Aim — From the entries that follow, gather each line holding the word "Select".

- - - - -

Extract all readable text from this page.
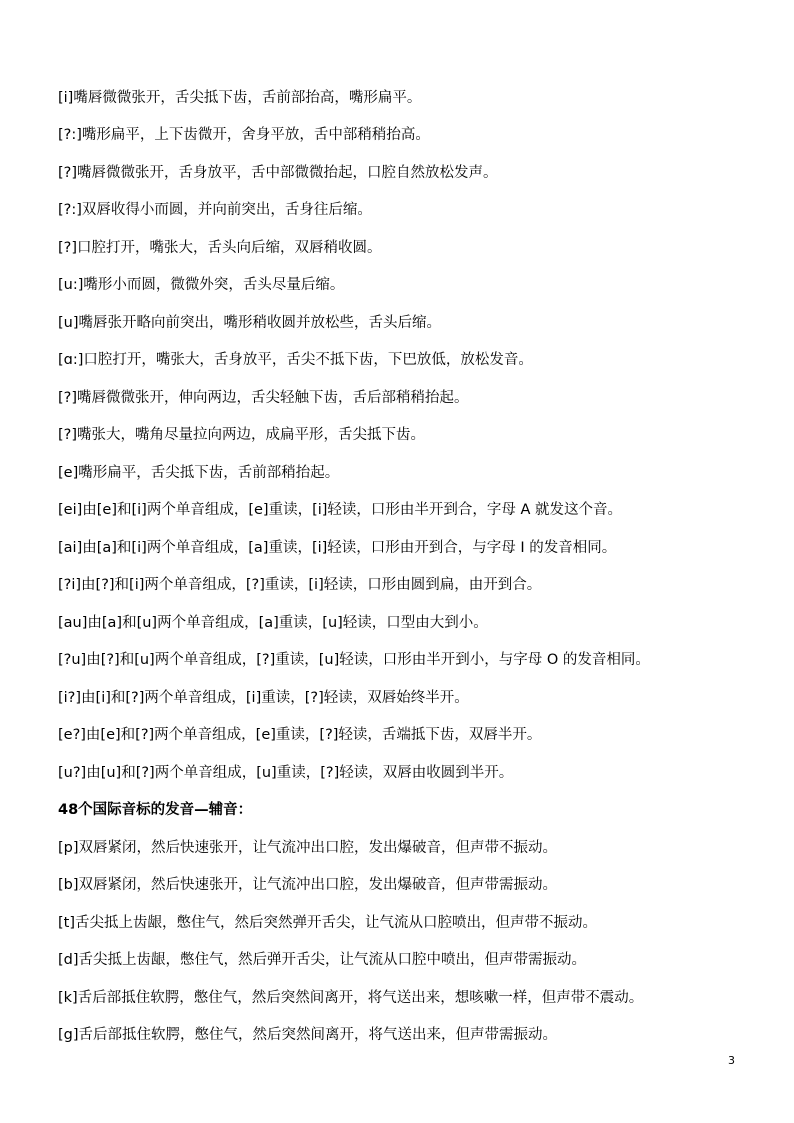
[i]嘴唇微微张开，舌尖抵下齿，舌前部抬高，嘴形扁平。
[?:]嘴形扁平，上下齿微开，舍身平放，舌中部稍稍抬高。
[?]嘴唇微微张开，舌身放平，舌中部微微抬起，口腔自然放松发声。
[?:]双唇收得小而圆，并向前突出，舌身往后缩。
[?]口腔打开，嘴张大，舌头向后缩，双唇稍收圆。
[u:]嘴形小而圆，微微外突，舌头尽量后缩。
[u]嘴唇张开略向前突出，嘴形稍收圆并放松些，舌头后缩。
[ɑ:]口腔打开，嘴张大，舌身放平，舌尖不抵下齿，下巴放低，放松发音。
[?]嘴唇微微张开，伸向两边，舌尖轻触下齿，舌后部稍稍抬起。
[?]嘴张大，嘴角尽量拉向两边，成扁平形，舌尖抵下齿。
[e]嘴形扁平，舌尖抵下齿，舌前部稍抬起。
[ei]由[e]和[i]两个单音组成，[e]重读，[i]轻读，口形由半开到合，字母 A 就发这个音。
[ai]由[a]和[i]两个单音组成，[a]重读，[i]轻读，口形由开到合，与字母 I 的发音相同。
[?i]由[?]和[i]两个单音组成，[?]重读，[i]轻读，口形由圆到扁，由开到合。
[au]由[a]和[u]两个单音组成，[a]重读，[u]轻读，口型由大到小。
[?u]由[?]和[u]两个单音组成，[?]重读，[u]轻读，口形由半开到小，与字母 O 的发音相同。
[i?]由[i]和[?]两个单音组成，[i]重读，[?]轻读，双唇始终半开。
[e?]由[e]和[?]两个单音组成，[e]重读，[?]轻读，舌端抵下齿，双唇半开。
[u?]由[u]和[?]两个单音组成，[u]重读，[?]轻读，双唇由收圆到半开。
48个国际音标的发音—辅音：
[p]双唇紧闭，然后快速张开，让气流冲出口腔，发出爆破音，但声带不振动。
[b]双唇紧闭，然后快速张开，让气流冲出口腔，发出爆破音，但声带需振动。
[t]舌尖抵上齿龈，憋住气，然后突然弹开舌尖，让气流从口腔喷出，但声带不振动。
[d]舌尖抵上齿龈，憋住气，然后弹开舌尖，让气流从口腔中喷出，但声带需振动。
[k]舌后部抵住软腭，憋住气，然后突然间离开，将气送出来，想咳嗽一样，但声带不震动。
[g]舌后部抵住软腭，憋住气，然后突然间离开，将气送出来，但声带需振动。
3
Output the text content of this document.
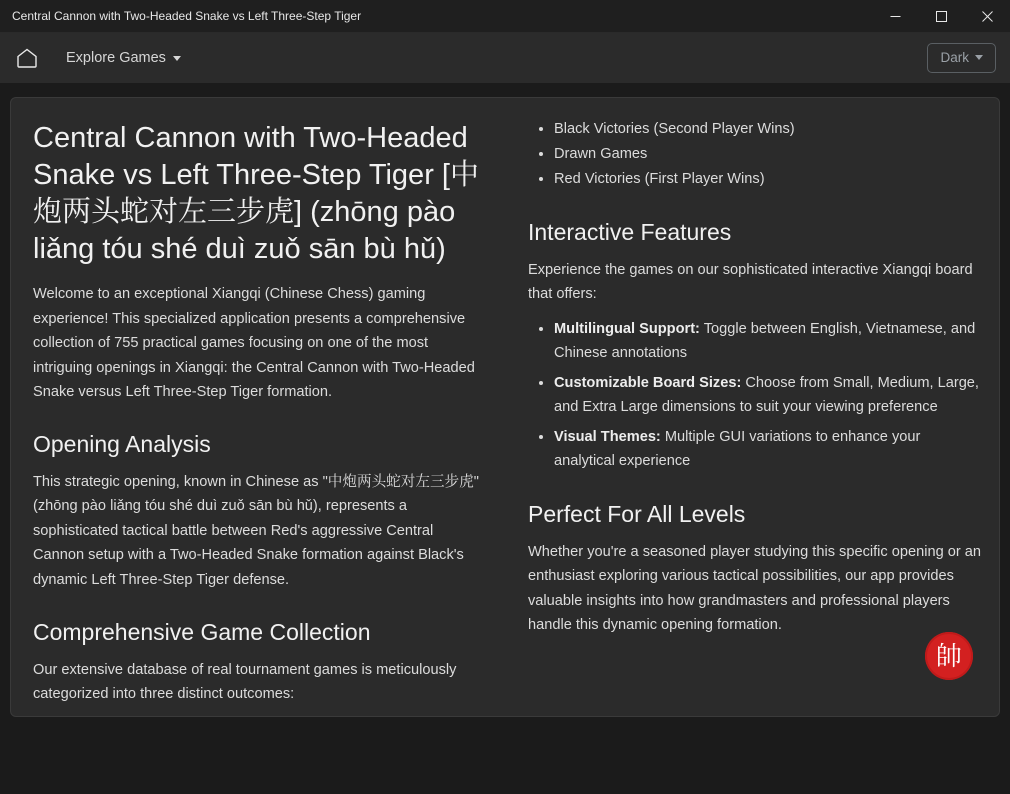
Central Cannon with Two-Headed Snake vs Left Three-Step Tiger
Explore Games	Dark
Central Cannon with Two-Headed Snake vs Left Three-Step Tiger [中炮两头蛇对左三步虎] (zhōng pào liǎng tóu shé duì zuǒ sān bù hǔ)

Welcome to an exceptional Xiangqi (Chinese Chess) gaming experience! This specialized application presents a comprehensive collection of 755 practical games focusing on one of the most intriguing openings in Xiangqi: the Central Cannon with Two-Headed Snake versus Left Three-Step Tiger formation.

Opening Analysis

This strategic opening, known in Chinese as "中炮两头蛇对左三步虎" (zhōng pào liǎng tóu shé duì zuǒ sān bù hǔ), represents a sophisticated tactical battle between Red's aggressive Central Cannon setup with a Two-Headed Snake formation against Black's dynamic Left Three-Step Tiger defense.

Comprehensive Game Collection

Our extensive database of real tournament games is meticulously categorized into three distinct outcomes:

• Black Victories (Second Player Wins)
• Drawn Games
• Red Victories (First Player Wins)
Interactive Features

Experience the games on our sophisticated interactive Xiangqi board that offers:

• Multilingual Support: Toggle between English, Vietnamese, and Chinese annotations
• Customizable Board Sizes: Choose from Small, Medium, Large, and Extra Large dimensions to suit your viewing preference
• Visual Themes: Multiple GUI variations to enhance your analytical experience
Perfect For All Levels

Whether you're a seasoned player studying this specific opening or an enthusiast exploring various tactical possibilities, our app provides valuable insights into how grandmasters and professional players handle this dynamic opening formation.

帥
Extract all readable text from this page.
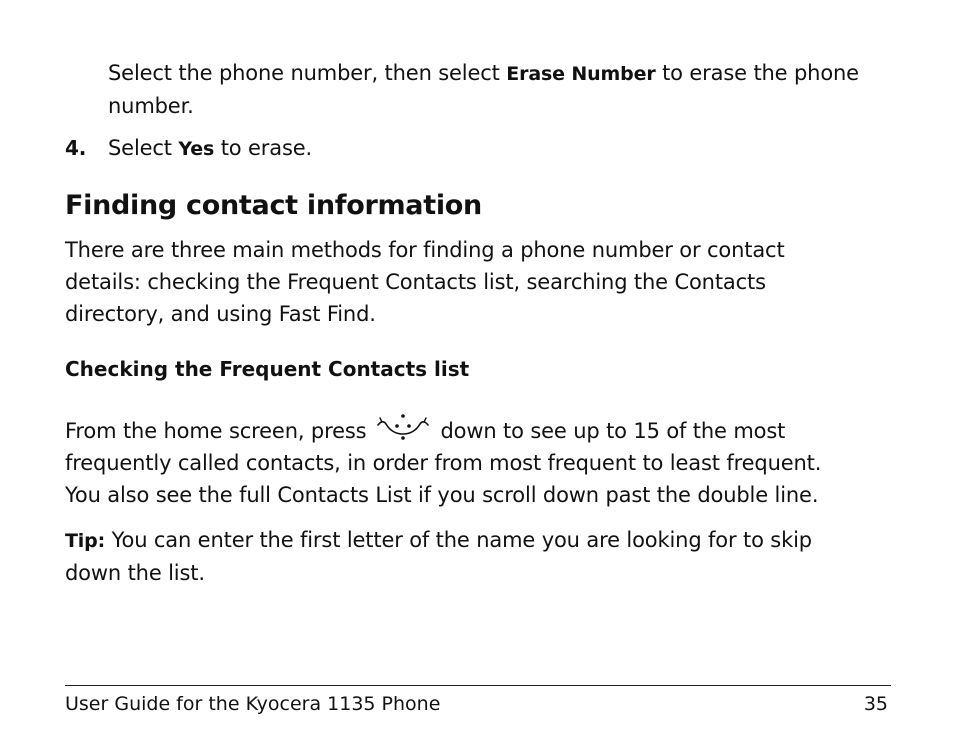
Select the phone number, then select Erase Number to erase the phone
number.
4. Select Yes to erase.
Finding contact information
There are three main methods for finding a phone number or contact
details: checking the Frequent Contacts list, searching the Contacts
directory, and using Fast Find.
Checking the Frequent Contacts list
From the home screen, press	down to see up to 15 of the most
frequently called contacts, in order from most frequent to least frequent.
You also see the full Contacts List if you scroll down past the double line.
Tip: You can enter the first letter of the name you are looking for to skip
down the list.
User Guide for the Kyocera 1135 Phone	35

- - - - -

Finished task —
Select the phone number, then select Erase Number to erase the phone
4. Select Yes to erase.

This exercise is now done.